## [Problem requirements]
Go through the records and extract every line with the word "obszary".
--------------------------------------------------
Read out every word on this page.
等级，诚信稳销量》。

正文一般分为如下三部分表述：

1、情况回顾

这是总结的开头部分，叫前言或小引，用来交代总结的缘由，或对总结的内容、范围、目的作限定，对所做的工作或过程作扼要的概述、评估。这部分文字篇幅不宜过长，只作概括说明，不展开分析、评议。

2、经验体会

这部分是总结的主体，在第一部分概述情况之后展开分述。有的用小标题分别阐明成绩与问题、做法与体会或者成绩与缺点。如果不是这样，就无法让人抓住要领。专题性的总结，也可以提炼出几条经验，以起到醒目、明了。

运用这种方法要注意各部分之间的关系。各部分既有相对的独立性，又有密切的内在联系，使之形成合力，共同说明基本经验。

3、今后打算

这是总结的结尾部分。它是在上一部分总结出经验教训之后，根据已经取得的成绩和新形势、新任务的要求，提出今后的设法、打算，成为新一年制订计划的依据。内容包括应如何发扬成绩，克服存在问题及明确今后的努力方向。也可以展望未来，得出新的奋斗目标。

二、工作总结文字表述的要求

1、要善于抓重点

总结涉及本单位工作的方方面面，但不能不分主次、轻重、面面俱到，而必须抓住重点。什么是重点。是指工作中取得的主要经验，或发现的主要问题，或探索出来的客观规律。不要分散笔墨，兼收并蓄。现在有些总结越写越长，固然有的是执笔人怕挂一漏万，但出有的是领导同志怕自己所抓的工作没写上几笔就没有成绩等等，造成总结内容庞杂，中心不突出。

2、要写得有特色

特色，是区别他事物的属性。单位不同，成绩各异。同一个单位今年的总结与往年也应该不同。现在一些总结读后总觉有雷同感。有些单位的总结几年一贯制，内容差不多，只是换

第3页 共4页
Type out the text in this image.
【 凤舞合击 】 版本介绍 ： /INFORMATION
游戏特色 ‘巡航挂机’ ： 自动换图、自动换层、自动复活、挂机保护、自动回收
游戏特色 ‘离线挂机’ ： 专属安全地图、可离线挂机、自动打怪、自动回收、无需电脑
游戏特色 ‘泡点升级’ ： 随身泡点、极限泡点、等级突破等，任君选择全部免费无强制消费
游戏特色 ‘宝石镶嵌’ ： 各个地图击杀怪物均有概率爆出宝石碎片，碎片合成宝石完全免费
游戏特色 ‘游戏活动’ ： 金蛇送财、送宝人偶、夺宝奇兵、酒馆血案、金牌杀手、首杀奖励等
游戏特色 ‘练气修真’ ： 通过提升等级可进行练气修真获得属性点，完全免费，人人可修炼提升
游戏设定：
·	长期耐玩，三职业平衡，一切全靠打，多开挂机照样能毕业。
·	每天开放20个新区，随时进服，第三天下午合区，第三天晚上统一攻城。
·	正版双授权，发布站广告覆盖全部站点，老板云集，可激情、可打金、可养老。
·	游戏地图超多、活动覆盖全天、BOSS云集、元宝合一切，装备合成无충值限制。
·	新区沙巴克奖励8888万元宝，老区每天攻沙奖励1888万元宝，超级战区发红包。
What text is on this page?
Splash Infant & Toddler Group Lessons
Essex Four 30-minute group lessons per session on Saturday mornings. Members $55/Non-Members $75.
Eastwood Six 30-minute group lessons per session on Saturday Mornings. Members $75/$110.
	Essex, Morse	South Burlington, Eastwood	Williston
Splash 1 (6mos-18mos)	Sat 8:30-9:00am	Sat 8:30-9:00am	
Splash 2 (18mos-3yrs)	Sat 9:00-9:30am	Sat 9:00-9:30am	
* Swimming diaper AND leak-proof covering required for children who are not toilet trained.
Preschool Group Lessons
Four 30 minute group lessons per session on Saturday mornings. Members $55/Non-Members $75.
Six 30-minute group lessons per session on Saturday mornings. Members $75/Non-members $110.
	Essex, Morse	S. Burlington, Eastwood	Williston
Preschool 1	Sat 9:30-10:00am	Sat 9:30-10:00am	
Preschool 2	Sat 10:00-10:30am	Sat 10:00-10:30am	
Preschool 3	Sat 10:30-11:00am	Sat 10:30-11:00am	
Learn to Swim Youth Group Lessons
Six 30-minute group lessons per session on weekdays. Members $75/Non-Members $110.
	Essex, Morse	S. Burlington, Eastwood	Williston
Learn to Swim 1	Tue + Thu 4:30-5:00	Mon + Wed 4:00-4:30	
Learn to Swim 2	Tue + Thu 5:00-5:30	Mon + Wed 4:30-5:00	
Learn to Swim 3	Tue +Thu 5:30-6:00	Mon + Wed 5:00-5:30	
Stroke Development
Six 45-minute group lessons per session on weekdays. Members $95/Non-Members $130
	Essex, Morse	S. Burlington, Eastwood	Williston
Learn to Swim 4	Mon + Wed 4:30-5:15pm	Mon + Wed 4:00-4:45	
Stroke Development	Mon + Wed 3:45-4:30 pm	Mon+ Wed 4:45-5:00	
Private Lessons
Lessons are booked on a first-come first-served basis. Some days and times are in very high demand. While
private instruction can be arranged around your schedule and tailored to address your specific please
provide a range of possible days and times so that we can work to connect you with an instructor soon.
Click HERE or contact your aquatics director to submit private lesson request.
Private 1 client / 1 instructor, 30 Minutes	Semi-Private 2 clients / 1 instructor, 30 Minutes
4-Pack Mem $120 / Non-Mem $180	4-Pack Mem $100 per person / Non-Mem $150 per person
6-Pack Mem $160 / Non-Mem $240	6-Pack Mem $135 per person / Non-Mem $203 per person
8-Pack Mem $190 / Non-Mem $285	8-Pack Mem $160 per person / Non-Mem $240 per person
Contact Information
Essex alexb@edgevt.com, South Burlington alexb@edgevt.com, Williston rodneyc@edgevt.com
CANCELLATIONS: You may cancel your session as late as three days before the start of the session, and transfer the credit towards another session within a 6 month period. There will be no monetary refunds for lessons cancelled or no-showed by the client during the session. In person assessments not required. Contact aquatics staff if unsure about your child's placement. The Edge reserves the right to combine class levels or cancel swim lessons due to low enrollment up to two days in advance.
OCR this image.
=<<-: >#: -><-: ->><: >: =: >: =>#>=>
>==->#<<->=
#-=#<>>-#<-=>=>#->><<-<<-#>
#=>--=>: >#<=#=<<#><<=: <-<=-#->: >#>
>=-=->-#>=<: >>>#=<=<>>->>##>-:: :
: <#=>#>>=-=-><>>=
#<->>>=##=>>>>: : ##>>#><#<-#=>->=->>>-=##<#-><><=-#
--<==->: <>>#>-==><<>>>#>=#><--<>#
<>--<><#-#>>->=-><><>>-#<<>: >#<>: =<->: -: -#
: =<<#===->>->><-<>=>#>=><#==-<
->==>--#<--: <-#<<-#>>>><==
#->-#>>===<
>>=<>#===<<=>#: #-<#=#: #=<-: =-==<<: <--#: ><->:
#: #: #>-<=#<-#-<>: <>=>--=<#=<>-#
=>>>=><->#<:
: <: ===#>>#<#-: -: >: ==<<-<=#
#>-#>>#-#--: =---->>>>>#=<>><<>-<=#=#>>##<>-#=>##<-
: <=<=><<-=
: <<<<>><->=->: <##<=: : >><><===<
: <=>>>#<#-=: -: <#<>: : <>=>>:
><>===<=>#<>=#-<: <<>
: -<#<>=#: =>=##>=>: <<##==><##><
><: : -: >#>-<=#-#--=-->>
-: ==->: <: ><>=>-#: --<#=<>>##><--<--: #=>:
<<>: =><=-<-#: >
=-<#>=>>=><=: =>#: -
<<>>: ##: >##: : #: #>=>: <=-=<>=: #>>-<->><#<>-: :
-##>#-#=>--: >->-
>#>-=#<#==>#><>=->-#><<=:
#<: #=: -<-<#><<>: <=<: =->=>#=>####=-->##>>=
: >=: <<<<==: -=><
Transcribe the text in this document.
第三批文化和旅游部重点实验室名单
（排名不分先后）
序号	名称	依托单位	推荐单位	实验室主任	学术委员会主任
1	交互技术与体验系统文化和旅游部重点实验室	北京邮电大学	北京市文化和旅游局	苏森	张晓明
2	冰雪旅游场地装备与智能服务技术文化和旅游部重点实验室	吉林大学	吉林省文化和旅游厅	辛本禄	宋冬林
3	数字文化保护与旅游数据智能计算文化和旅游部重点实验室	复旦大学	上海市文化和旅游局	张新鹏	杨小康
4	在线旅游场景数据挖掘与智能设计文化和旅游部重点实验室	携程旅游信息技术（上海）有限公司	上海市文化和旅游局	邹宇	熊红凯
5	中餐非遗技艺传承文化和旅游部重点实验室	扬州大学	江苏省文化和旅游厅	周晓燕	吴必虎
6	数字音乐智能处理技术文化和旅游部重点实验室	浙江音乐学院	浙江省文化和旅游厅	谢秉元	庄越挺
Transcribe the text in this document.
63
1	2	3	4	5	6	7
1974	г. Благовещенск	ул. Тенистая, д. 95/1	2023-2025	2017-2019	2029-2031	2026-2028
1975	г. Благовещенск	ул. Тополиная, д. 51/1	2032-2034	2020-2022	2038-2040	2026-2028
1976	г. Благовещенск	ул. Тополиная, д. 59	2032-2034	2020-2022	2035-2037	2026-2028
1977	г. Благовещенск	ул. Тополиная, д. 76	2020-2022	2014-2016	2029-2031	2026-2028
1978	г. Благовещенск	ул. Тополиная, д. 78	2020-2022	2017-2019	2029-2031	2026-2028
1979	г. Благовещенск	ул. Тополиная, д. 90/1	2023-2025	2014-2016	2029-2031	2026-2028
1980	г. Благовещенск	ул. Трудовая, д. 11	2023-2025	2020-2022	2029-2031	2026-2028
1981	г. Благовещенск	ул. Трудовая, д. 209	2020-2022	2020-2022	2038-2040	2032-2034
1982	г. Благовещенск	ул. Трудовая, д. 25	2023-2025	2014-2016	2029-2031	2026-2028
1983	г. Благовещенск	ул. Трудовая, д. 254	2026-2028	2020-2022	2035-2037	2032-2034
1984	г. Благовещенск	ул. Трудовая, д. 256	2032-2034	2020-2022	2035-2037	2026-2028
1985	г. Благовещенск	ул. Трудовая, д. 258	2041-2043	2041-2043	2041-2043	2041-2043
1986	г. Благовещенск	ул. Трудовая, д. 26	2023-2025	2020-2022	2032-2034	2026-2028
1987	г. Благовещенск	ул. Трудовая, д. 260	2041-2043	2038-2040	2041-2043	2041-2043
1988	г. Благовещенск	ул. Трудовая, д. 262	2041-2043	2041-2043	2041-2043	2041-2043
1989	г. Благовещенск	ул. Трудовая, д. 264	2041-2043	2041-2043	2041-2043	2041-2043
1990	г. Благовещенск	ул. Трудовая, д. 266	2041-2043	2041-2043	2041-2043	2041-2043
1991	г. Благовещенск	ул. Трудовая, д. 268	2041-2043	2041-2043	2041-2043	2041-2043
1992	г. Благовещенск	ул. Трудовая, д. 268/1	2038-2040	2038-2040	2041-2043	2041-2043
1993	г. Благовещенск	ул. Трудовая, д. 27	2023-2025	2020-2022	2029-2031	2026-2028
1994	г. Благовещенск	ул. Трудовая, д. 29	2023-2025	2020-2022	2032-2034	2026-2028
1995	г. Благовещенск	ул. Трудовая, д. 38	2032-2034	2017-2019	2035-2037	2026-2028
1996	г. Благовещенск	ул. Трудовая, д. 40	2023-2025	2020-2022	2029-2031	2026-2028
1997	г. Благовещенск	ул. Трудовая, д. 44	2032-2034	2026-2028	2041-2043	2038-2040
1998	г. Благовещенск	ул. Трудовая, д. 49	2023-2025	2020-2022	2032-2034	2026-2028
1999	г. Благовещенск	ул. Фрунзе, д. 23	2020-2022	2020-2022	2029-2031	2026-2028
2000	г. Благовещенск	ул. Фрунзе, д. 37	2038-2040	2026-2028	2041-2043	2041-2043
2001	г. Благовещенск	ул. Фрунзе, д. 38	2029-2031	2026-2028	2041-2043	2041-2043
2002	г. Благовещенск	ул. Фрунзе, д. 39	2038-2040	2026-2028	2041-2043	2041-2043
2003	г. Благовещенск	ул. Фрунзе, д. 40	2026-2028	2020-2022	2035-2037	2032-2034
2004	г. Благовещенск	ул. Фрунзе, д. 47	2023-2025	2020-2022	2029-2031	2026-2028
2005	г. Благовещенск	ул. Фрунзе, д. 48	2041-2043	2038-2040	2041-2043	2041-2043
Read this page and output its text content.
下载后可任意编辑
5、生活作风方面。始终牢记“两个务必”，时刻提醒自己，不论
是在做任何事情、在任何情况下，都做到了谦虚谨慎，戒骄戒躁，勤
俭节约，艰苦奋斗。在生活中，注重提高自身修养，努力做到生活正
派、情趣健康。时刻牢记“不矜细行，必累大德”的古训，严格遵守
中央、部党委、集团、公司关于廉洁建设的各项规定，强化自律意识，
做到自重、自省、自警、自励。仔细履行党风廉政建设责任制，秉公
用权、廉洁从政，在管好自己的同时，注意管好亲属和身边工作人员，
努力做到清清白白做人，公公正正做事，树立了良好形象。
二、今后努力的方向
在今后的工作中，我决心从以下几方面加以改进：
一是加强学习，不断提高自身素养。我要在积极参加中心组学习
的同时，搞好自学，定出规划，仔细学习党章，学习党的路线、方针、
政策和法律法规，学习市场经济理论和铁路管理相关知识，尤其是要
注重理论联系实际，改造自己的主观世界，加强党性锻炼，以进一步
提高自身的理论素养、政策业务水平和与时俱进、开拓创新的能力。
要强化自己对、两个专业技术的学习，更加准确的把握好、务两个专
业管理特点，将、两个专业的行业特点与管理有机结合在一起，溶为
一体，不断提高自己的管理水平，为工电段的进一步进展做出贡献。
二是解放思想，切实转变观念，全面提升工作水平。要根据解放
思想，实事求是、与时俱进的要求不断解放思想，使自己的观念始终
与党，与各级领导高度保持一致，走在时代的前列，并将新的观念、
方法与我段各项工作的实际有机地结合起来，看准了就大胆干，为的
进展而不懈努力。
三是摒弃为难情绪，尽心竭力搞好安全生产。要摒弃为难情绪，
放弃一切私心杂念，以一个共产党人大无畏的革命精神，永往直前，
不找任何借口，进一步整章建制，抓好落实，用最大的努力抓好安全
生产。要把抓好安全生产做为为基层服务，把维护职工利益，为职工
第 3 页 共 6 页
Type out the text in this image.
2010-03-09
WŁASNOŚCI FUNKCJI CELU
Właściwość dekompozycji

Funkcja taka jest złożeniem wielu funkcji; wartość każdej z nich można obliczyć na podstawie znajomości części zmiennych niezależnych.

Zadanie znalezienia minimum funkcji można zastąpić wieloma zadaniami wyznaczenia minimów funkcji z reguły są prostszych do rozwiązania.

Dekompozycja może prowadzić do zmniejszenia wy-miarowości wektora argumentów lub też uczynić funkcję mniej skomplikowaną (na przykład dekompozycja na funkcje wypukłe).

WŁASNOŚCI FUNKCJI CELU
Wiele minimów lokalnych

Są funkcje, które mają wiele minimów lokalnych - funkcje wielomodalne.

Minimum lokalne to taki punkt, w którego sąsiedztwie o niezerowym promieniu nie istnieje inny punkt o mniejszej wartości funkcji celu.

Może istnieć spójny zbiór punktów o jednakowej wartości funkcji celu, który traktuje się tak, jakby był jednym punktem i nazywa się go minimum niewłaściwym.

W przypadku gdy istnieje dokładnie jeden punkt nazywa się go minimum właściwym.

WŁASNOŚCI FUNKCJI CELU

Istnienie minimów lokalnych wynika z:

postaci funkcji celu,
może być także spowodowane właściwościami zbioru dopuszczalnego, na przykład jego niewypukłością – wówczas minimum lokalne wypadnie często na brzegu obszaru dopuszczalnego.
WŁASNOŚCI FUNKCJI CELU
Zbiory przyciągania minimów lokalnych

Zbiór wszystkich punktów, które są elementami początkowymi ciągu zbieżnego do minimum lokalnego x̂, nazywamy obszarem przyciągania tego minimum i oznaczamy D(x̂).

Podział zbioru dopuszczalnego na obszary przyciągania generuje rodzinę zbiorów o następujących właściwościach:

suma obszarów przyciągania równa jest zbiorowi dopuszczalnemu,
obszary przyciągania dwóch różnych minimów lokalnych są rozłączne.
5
--------------------------------------------------
## [Solved problem]
Podział zbioru dopuszczalnego na obszary przyciągania generuje rodzinę zbiorów o następujących właściwościach:
obszary przyciągania dwóch różnych minimów lokalnych są rozłączne.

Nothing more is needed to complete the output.